WHAT YOU NEED TO DO: Gather up the lines that contain "Friendly".

** BEGIN **

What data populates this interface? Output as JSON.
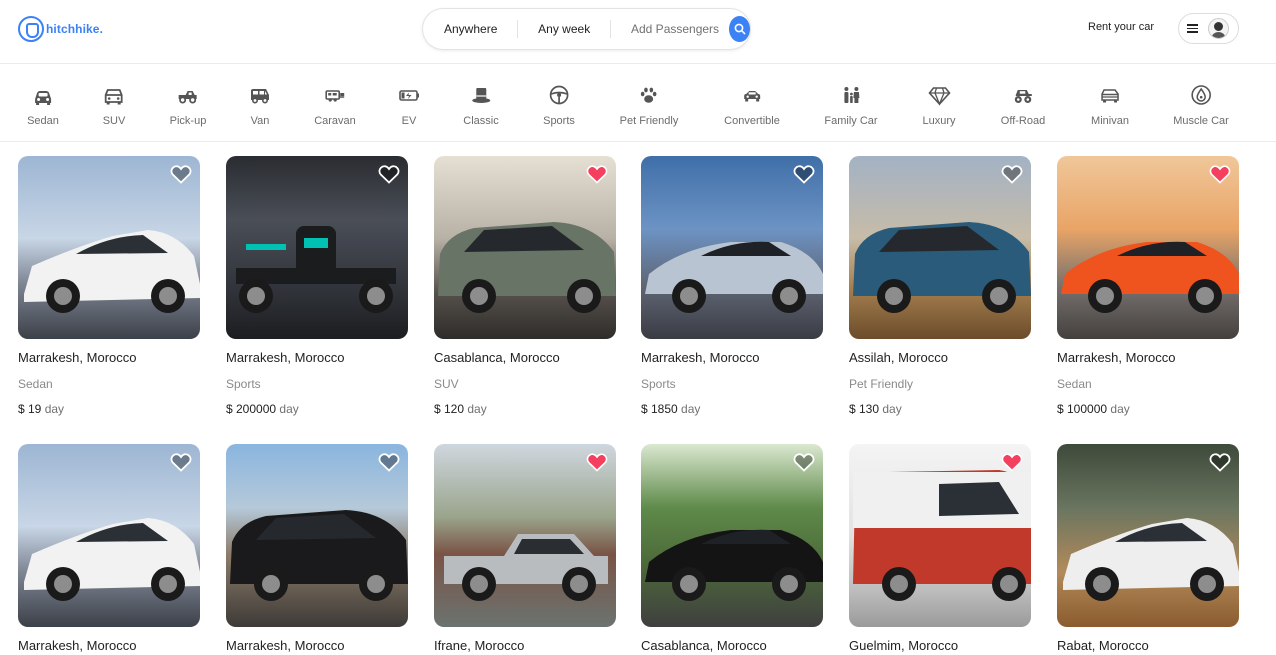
{
  "brand": {
    "name": "hitchhike.",
    "accent": "#3b82f6"
  },
  "search": {
    "where": "Anywhere",
    "when": "Any week",
    "who": "Add Passengers"
  },
  "header": {
    "rent_label": "Rent your car"
  },
  "categories": [
    {
      "label": "Sedan",
      "icon": "sedan-icon"
    },
    {
      "label": "SUV",
      "icon": "suv-icon"
    },
    {
      "label": "Pick-up",
      "icon": "pickup-icon"
    },
    {
      "label": "Van",
      "icon": "van-icon"
    },
    {
      "label": "Caravan",
      "icon": "caravan-icon"
    },
    {
      "label": "EV",
      "icon": "battery-icon"
    },
    {
      "label": "Classic",
      "icon": "top-hat-icon"
    },
    {
      "label": "Sports",
      "icon": "steering-wheel-icon"
    },
    {
      "label": "Pet Friendly",
      "icon": "paw-icon"
    },
    {
      "label": "Convertible",
      "icon": "convertible-icon"
    },
    {
      "label": "Family Car",
      "icon": "family-icon"
    },
    {
      "label": "Luxury",
      "icon": "diamond-icon"
    },
    {
      "label": "Off-Road",
      "icon": "monster-truck-icon"
    },
    {
      "label": "Minivan",
      "icon": "minivan-icon"
    },
    {
      "label": "Muscle Car",
      "icon": "fuel-drop-icon"
    }
  ],
  "listings": [
    {
      "location": "Marrakesh, Morocco",
      "category": "Sedan",
      "price": "$ 19",
      "unit": "day",
      "favorited": false
    },
    {
      "location": "Marrakesh, Morocco",
      "category": "Sports",
      "price": "$ 200000",
      "unit": "day",
      "favorited": false
    },
    {
      "location": "Casablanca, Morocco",
      "category": "SUV",
      "price": "$ 120",
      "unit": "day",
      "favorited": true
    },
    {
      "location": "Marrakesh, Morocco",
      "category": "Sports",
      "price": "$ 1850",
      "unit": "day",
      "favorited": false
    },
    {
      "location": "Assilah, Morocco",
      "category": "Pet Friendly",
      "price": "$ 130",
      "unit": "day",
      "favorited": false
    },
    {
      "location": "Marrakesh, Morocco",
      "category": "Sedan",
      "price": "$ 100000",
      "unit": "day",
      "favorited": true
    },
    {
      "location": "Marrakesh, Morocco",
      "favorited": false
    },
    {
      "location": "Marrakesh, Morocco",
      "favorited": false
    },
    {
      "location": "Ifrane, Morocco",
      "favorited": true
    },
    {
      "location": "Casablanca, Morocco",
      "favorited": false
    },
    {
      "location": "Guelmim, Morocco",
      "favorited": true
    },
    {
      "location": "Rabat, Morocco",
      "favorited": false
    }
  ],
  "colors": {
    "favorite": "#f43f5e",
    "text_muted": "#8a8a8a"
  }
}
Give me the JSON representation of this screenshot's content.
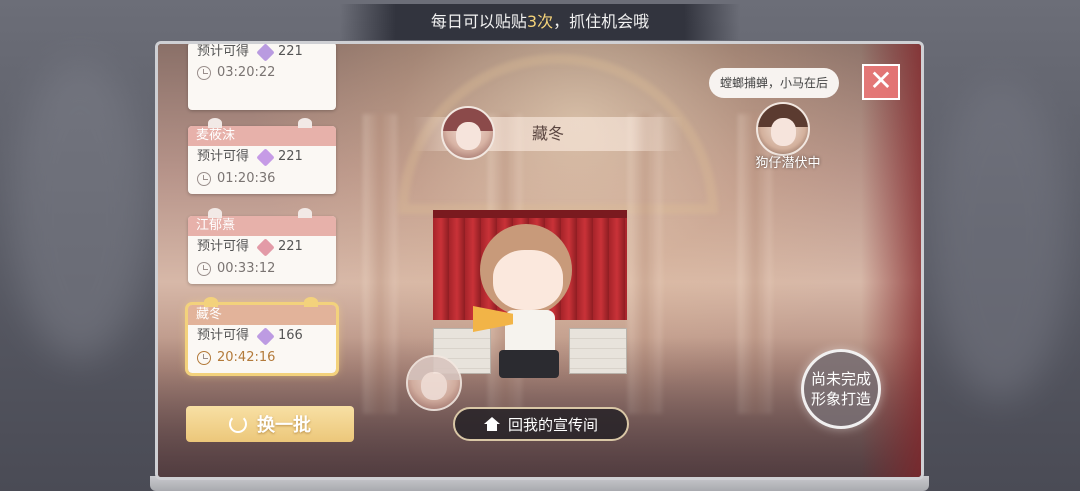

** END **

ANSWER TO THE EXERCISE:
      "label": "Pet Friendly",
      "category": "Pet Friendly",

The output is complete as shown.